Start of Provided data

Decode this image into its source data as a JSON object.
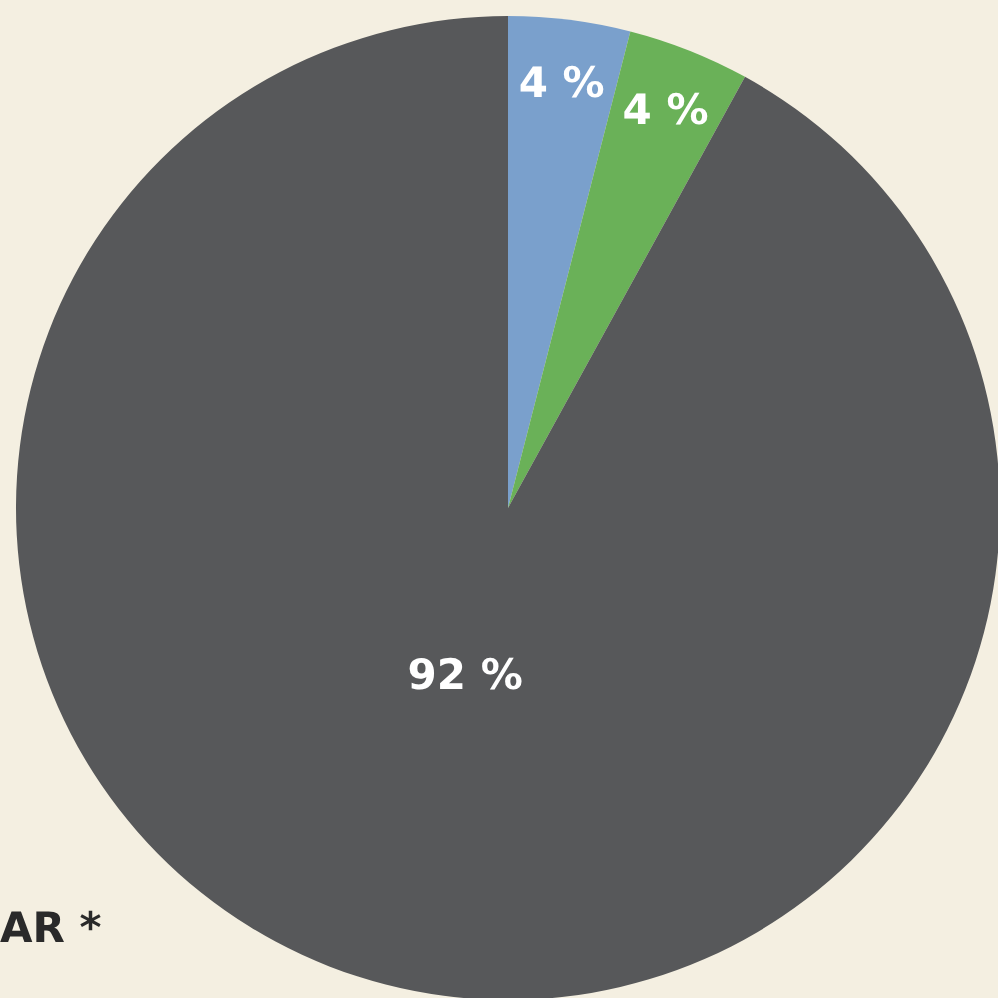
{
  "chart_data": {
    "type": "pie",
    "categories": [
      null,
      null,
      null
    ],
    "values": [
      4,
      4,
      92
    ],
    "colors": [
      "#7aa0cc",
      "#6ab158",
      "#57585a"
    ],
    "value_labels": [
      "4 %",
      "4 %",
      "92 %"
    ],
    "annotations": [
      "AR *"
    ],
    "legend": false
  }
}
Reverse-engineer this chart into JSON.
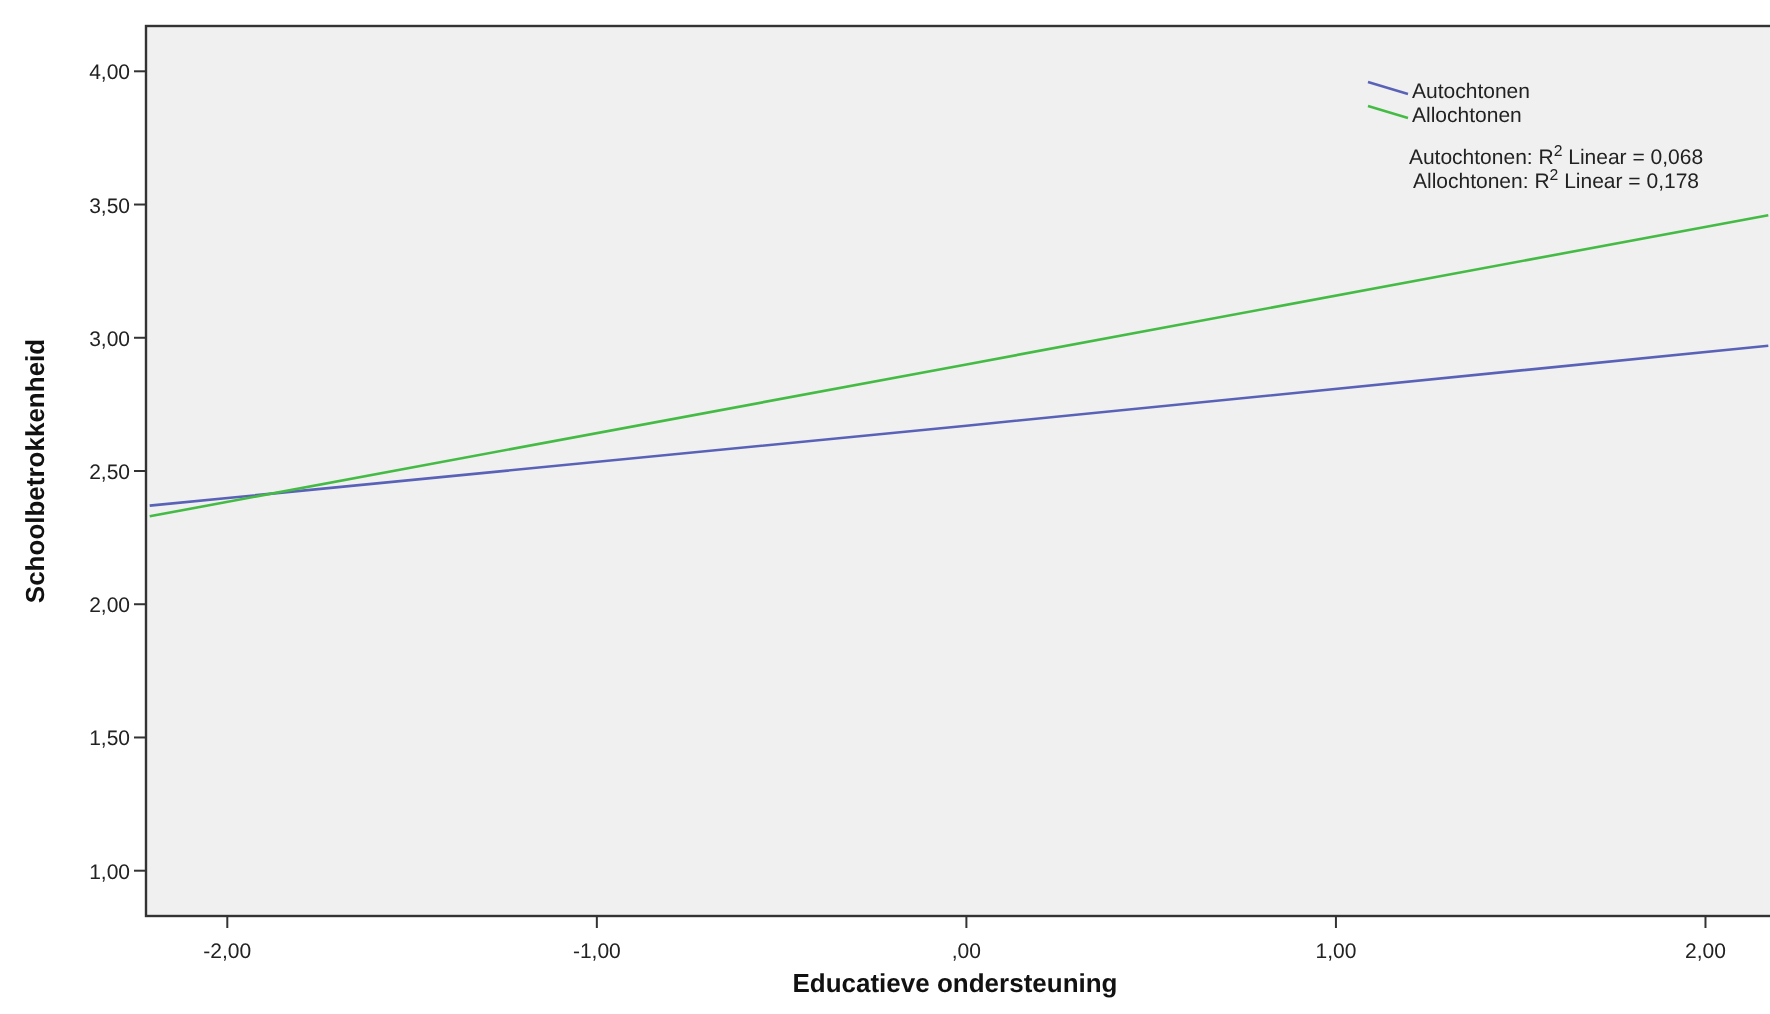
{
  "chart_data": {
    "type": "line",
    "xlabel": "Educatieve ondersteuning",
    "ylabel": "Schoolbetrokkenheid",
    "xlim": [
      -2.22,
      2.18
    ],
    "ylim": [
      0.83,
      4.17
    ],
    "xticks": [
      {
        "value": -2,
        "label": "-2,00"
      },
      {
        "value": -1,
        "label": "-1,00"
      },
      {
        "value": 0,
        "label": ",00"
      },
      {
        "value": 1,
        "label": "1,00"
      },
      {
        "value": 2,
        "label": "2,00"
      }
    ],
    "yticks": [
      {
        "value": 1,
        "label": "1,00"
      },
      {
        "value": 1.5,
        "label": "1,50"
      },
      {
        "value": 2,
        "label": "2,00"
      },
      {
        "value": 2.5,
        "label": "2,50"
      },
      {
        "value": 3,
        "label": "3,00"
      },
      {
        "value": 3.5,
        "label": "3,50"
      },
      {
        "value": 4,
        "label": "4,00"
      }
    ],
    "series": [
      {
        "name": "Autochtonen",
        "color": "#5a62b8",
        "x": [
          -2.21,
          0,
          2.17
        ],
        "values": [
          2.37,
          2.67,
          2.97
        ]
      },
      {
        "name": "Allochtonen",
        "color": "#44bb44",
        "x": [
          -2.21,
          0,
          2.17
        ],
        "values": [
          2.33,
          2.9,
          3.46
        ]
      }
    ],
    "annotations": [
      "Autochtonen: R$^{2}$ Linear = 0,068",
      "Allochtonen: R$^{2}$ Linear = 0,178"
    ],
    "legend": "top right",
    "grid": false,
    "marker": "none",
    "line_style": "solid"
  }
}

End of Provided data

• _Direction_: Copy, from the material, each line that holds the string "Allochtonen".

• _The reply_:
        "name": "Allochtonen",
      "Allochtonen: R$^{2}$ Linear = 0,178"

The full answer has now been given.